— BEGIN —

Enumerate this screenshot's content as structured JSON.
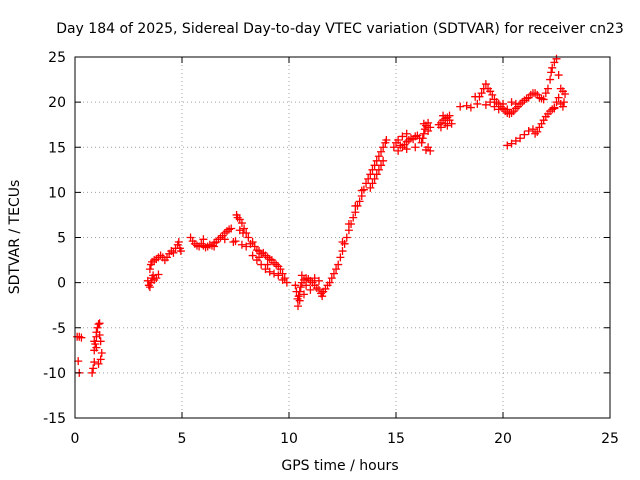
{
  "chart_data": {
    "type": "scatter",
    "title": "Day 184 of 2025, Sidereal Day-to-day VTEC variation (SDTVAR) for receiver cn23",
    "xlabel": "GPS time / hours",
    "ylabel": "SDTVAR / TECUs",
    "xlim": [
      0,
      25
    ],
    "ylim": [
      -15,
      25
    ],
    "xticks": [
      0,
      5,
      10,
      15,
      20,
      25
    ],
    "yticks": [
      -15,
      -10,
      -5,
      0,
      5,
      10,
      15,
      20,
      25
    ],
    "xtick_labels": [
      "0",
      "5",
      "10",
      "15",
      "20",
      "25"
    ],
    "ytick_labels": [
      "-15",
      "-10",
      "-5",
      "0",
      "5",
      "10",
      "15",
      "20",
      "25"
    ],
    "grid": true,
    "marker": "+",
    "series": [
      {
        "name": "SDTVAR",
        "color": "#ff0000",
        "points": [
          [
            0.1,
            -6.0
          ],
          [
            0.2,
            -6.0
          ],
          [
            0.3,
            -6.1
          ],
          [
            0.15,
            -8.7
          ],
          [
            0.2,
            -10.0
          ],
          [
            0.8,
            -10.0
          ],
          [
            0.85,
            -9.5
          ],
          [
            0.9,
            -8.8
          ],
          [
            0.9,
            -7.5
          ],
          [
            0.95,
            -6.8
          ],
          [
            1.0,
            -6.0
          ],
          [
            1.0,
            -5.5
          ],
          [
            1.05,
            -5.0
          ],
          [
            1.1,
            -4.6
          ],
          [
            1.15,
            -4.5
          ],
          [
            1.2,
            -6.5
          ],
          [
            1.25,
            -7.8
          ],
          [
            1.2,
            -8.5
          ],
          [
            1.1,
            -9.0
          ],
          [
            1.0,
            -7.2
          ],
          [
            0.9,
            -6.5
          ],
          [
            1.15,
            -5.8
          ],
          [
            3.4,
            0.2
          ],
          [
            3.45,
            -0.3
          ],
          [
            3.5,
            -0.5
          ],
          [
            3.55,
            0.0
          ],
          [
            3.6,
            0.5
          ],
          [
            3.65,
            0.8
          ],
          [
            3.7,
            0.3
          ],
          [
            3.8,
            0.5
          ],
          [
            3.9,
            0.9
          ],
          [
            3.5,
            1.5
          ],
          [
            3.55,
            2.0
          ],
          [
            3.6,
            2.3
          ],
          [
            3.7,
            2.5
          ],
          [
            3.8,
            2.6
          ],
          [
            3.9,
            2.8
          ],
          [
            4.0,
            3.0
          ],
          [
            4.1,
            2.8
          ],
          [
            4.2,
            2.5
          ],
          [
            4.3,
            2.8
          ],
          [
            4.4,
            3.2
          ],
          [
            4.5,
            3.5
          ],
          [
            4.6,
            3.3
          ],
          [
            4.7,
            3.8
          ],
          [
            4.8,
            4.2
          ],
          [
            4.85,
            4.5
          ],
          [
            4.9,
            3.8
          ],
          [
            4.95,
            3.5
          ],
          [
            5.4,
            5.0
          ],
          [
            5.5,
            4.6
          ],
          [
            5.6,
            4.3
          ],
          [
            5.7,
            4.1
          ],
          [
            5.8,
            4.0
          ],
          [
            5.9,
            4.3
          ],
          [
            6.0,
            4.1
          ],
          [
            6.1,
            3.9
          ],
          [
            6.2,
            4.0
          ],
          [
            6.3,
            4.2
          ],
          [
            6.4,
            4.1
          ],
          [
            6.5,
            4.4
          ],
          [
            6.6,
            4.5
          ],
          [
            6.7,
            4.8
          ],
          [
            6.8,
            5.0
          ],
          [
            6.9,
            5.2
          ],
          [
            7.0,
            5.5
          ],
          [
            7.1,
            5.7
          ],
          [
            7.2,
            5.9
          ],
          [
            7.3,
            6.0
          ],
          [
            6.0,
            4.8
          ],
          [
            6.5,
            4.0
          ],
          [
            7.0,
            4.8
          ],
          [
            7.4,
            4.5
          ],
          [
            7.5,
            4.6
          ],
          [
            7.55,
            7.5
          ],
          [
            7.6,
            7.2
          ],
          [
            7.7,
            7.0
          ],
          [
            7.8,
            6.6
          ],
          [
            7.85,
            5.5
          ],
          [
            7.9,
            6.0
          ],
          [
            8.0,
            5.5
          ],
          [
            8.1,
            5.0
          ],
          [
            7.7,
            5.8
          ],
          [
            7.8,
            4.2
          ],
          [
            8.0,
            4.0
          ],
          [
            8.2,
            4.3
          ],
          [
            8.3,
            4.5
          ],
          [
            8.4,
            4.0
          ],
          [
            8.5,
            3.6
          ],
          [
            8.6,
            3.5
          ],
          [
            8.7,
            3.2
          ],
          [
            8.8,
            3.3
          ],
          [
            8.9,
            3.0
          ],
          [
            9.0,
            2.8
          ],
          [
            9.1,
            2.6
          ],
          [
            9.2,
            2.5
          ],
          [
            9.3,
            2.2
          ],
          [
            9.4,
            2.0
          ],
          [
            9.5,
            1.8
          ],
          [
            9.6,
            1.5
          ],
          [
            9.7,
            1.0
          ],
          [
            9.8,
            0.5
          ],
          [
            9.9,
            0.0
          ],
          [
            8.5,
            2.5
          ],
          [
            8.7,
            2.0
          ],
          [
            8.9,
            1.5
          ],
          [
            9.1,
            1.2
          ],
          [
            9.3,
            1.0
          ],
          [
            9.5,
            0.8
          ],
          [
            9.7,
            0.3
          ],
          [
            8.3,
            3.0
          ],
          [
            8.6,
            2.8
          ],
          [
            9.0,
            2.0
          ],
          [
            10.3,
            -0.3
          ],
          [
            10.35,
            -1.0
          ],
          [
            10.4,
            -1.8
          ],
          [
            10.42,
            -2.6
          ],
          [
            10.45,
            -1.5
          ],
          [
            10.5,
            -1.0
          ],
          [
            10.55,
            -0.5
          ],
          [
            10.6,
            0.0
          ],
          [
            10.7,
            0.3
          ],
          [
            10.8,
            0.5
          ],
          [
            10.9,
            0.4
          ],
          [
            11.0,
            0.2
          ],
          [
            11.1,
            0.0
          ],
          [
            11.2,
            -0.3
          ],
          [
            11.3,
            -0.6
          ],
          [
            11.4,
            -0.8
          ],
          [
            11.5,
            -1.2
          ],
          [
            11.55,
            -1.5
          ],
          [
            11.6,
            -1.0
          ],
          [
            11.7,
            -0.7
          ],
          [
            11.8,
            -0.3
          ],
          [
            11.9,
            0.0
          ],
          [
            10.6,
            0.8
          ],
          [
            10.8,
            -0.3
          ],
          [
            11.0,
            -0.8
          ],
          [
            11.2,
            0.5
          ],
          [
            11.4,
            0.2
          ],
          [
            10.5,
            -2.0
          ],
          [
            10.7,
            -1.3
          ],
          [
            12.0,
            0.5
          ],
          [
            12.1,
            1.0
          ],
          [
            12.2,
            1.5
          ],
          [
            12.3,
            2.0
          ],
          [
            12.4,
            2.8
          ],
          [
            12.5,
            3.5
          ],
          [
            12.6,
            4.3
          ],
          [
            12.7,
            5.0
          ],
          [
            12.8,
            5.8
          ],
          [
            12.9,
            6.5
          ],
          [
            13.0,
            7.2
          ],
          [
            13.1,
            7.8
          ],
          [
            13.2,
            8.5
          ],
          [
            13.3,
            9.0
          ],
          [
            13.4,
            9.6
          ],
          [
            13.5,
            10.3
          ],
          [
            13.6,
            11.0
          ],
          [
            13.7,
            11.5
          ],
          [
            13.8,
            12.0
          ],
          [
            13.9,
            12.5
          ],
          [
            14.0,
            13.0
          ],
          [
            14.1,
            13.5
          ],
          [
            14.2,
            14.0
          ],
          [
            14.3,
            14.5
          ],
          [
            14.4,
            15.0
          ],
          [
            14.5,
            15.5
          ],
          [
            14.55,
            15.8
          ],
          [
            13.8,
            10.5
          ],
          [
            13.9,
            11.0
          ],
          [
            14.0,
            11.5
          ],
          [
            14.1,
            12.0
          ],
          [
            14.2,
            12.5
          ],
          [
            14.3,
            13.0
          ],
          [
            14.4,
            13.5
          ],
          [
            12.5,
            4.5
          ],
          [
            12.8,
            6.5
          ],
          [
            13.1,
            8.5
          ],
          [
            13.4,
            10.2
          ],
          [
            14.9,
            15.0
          ],
          [
            15.0,
            15.5
          ],
          [
            15.1,
            15.8
          ],
          [
            15.2,
            15.2
          ],
          [
            15.3,
            15.0
          ],
          [
            15.4,
            15.3
          ],
          [
            15.5,
            15.6
          ],
          [
            15.6,
            15.8
          ],
          [
            15.7,
            16.0
          ],
          [
            15.8,
            15.9
          ],
          [
            15.9,
            16.2
          ],
          [
            16.0,
            16.3
          ],
          [
            16.1,
            16.0
          ],
          [
            15.1,
            14.6
          ],
          [
            15.5,
            14.8
          ],
          [
            15.9,
            15.0
          ],
          [
            15.5,
            16.5
          ],
          [
            15.3,
            16.2
          ],
          [
            16.4,
            14.7
          ],
          [
            16.5,
            15.0
          ],
          [
            16.6,
            14.6
          ],
          [
            16.2,
            15.5
          ],
          [
            16.25,
            16.0
          ],
          [
            16.3,
            16.5
          ],
          [
            16.35,
            17.0
          ],
          [
            16.4,
            17.4
          ],
          [
            16.5,
            17.7
          ],
          [
            16.6,
            17.2
          ],
          [
            16.3,
            17.6
          ],
          [
            16.5,
            16.8
          ],
          [
            17.0,
            17.5
          ],
          [
            17.1,
            17.7
          ],
          [
            17.2,
            18.0
          ],
          [
            17.3,
            18.2
          ],
          [
            17.4,
            18.3
          ],
          [
            17.5,
            18.0
          ],
          [
            17.6,
            17.6
          ],
          [
            17.1,
            17.2
          ],
          [
            17.3,
            17.6
          ],
          [
            17.5,
            18.5
          ],
          [
            17.2,
            18.5
          ],
          [
            17.4,
            17.4
          ],
          [
            18.0,
            19.5
          ],
          [
            18.3,
            19.6
          ],
          [
            18.5,
            19.4
          ],
          [
            18.8,
            19.8
          ],
          [
            18.7,
            20.6
          ],
          [
            18.9,
            20.6
          ],
          [
            19.0,
            21.0
          ],
          [
            19.1,
            21.5
          ],
          [
            19.2,
            22.0
          ],
          [
            19.3,
            21.5
          ],
          [
            19.4,
            21.2
          ],
          [
            19.5,
            20.8
          ],
          [
            19.6,
            20.3
          ],
          [
            19.7,
            20.0
          ],
          [
            19.8,
            19.8
          ],
          [
            19.9,
            19.5
          ],
          [
            20.0,
            19.3
          ],
          [
            20.1,
            19.0
          ],
          [
            20.2,
            18.8
          ],
          [
            20.3,
            18.7
          ],
          [
            20.4,
            18.8
          ],
          [
            20.5,
            19.0
          ],
          [
            20.6,
            19.3
          ],
          [
            20.7,
            19.5
          ],
          [
            20.8,
            19.8
          ],
          [
            20.9,
            20.0
          ],
          [
            21.0,
            20.2
          ],
          [
            21.1,
            20.4
          ],
          [
            21.2,
            20.5
          ],
          [
            21.3,
            20.8
          ],
          [
            21.4,
            21.0
          ],
          [
            21.5,
            21.0
          ],
          [
            21.6,
            20.8
          ],
          [
            21.7,
            20.5
          ],
          [
            21.8,
            20.4
          ],
          [
            21.9,
            20.3
          ],
          [
            22.0,
            21.0
          ],
          [
            22.1,
            21.5
          ],
          [
            22.2,
            22.5
          ],
          [
            22.25,
            23.3
          ],
          [
            22.3,
            23.8
          ],
          [
            22.4,
            24.4
          ],
          [
            22.5,
            24.8
          ],
          [
            22.6,
            23.0
          ],
          [
            22.7,
            21.5
          ],
          [
            22.8,
            21.2
          ],
          [
            22.9,
            20.9
          ],
          [
            22.85,
            20.0
          ],
          [
            22.8,
            19.5
          ],
          [
            22.7,
            19.8
          ],
          [
            22.6,
            20.5
          ],
          [
            22.5,
            20.0
          ],
          [
            22.4,
            19.4
          ],
          [
            19.4,
            20.0
          ],
          [
            19.6,
            19.5
          ],
          [
            19.8,
            19.2
          ],
          [
            20.0,
            19.8
          ],
          [
            20.2,
            19.2
          ],
          [
            20.4,
            20.0
          ],
          [
            20.6,
            19.8
          ],
          [
            19.2,
            19.7
          ],
          [
            20.2,
            15.2
          ],
          [
            20.4,
            15.4
          ],
          [
            20.6,
            15.7
          ],
          [
            20.8,
            16.0
          ],
          [
            21.0,
            16.4
          ],
          [
            21.2,
            16.8
          ],
          [
            21.4,
            17.0
          ],
          [
            21.5,
            16.5
          ],
          [
            21.6,
            16.7
          ],
          [
            21.7,
            17.2
          ],
          [
            21.8,
            17.6
          ],
          [
            21.9,
            18.0
          ],
          [
            22.0,
            18.4
          ],
          [
            22.1,
            18.7
          ],
          [
            22.2,
            19.0
          ],
          [
            22.3,
            19.2
          ],
          [
            22.4,
            19.3
          ]
        ]
      }
    ]
  }
}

— END —

:: What to work on ::
Note every line above where the string "SDTVAR" shows up, and copy those lines.

:: Reply ::
    "title": "Day 184 of 2025, Sidereal Day-to-day VTEC variation (SDTVAR) for receiver cn23",
    "ylabel": "SDTVAR / TECUs",
        "name": "SDTVAR",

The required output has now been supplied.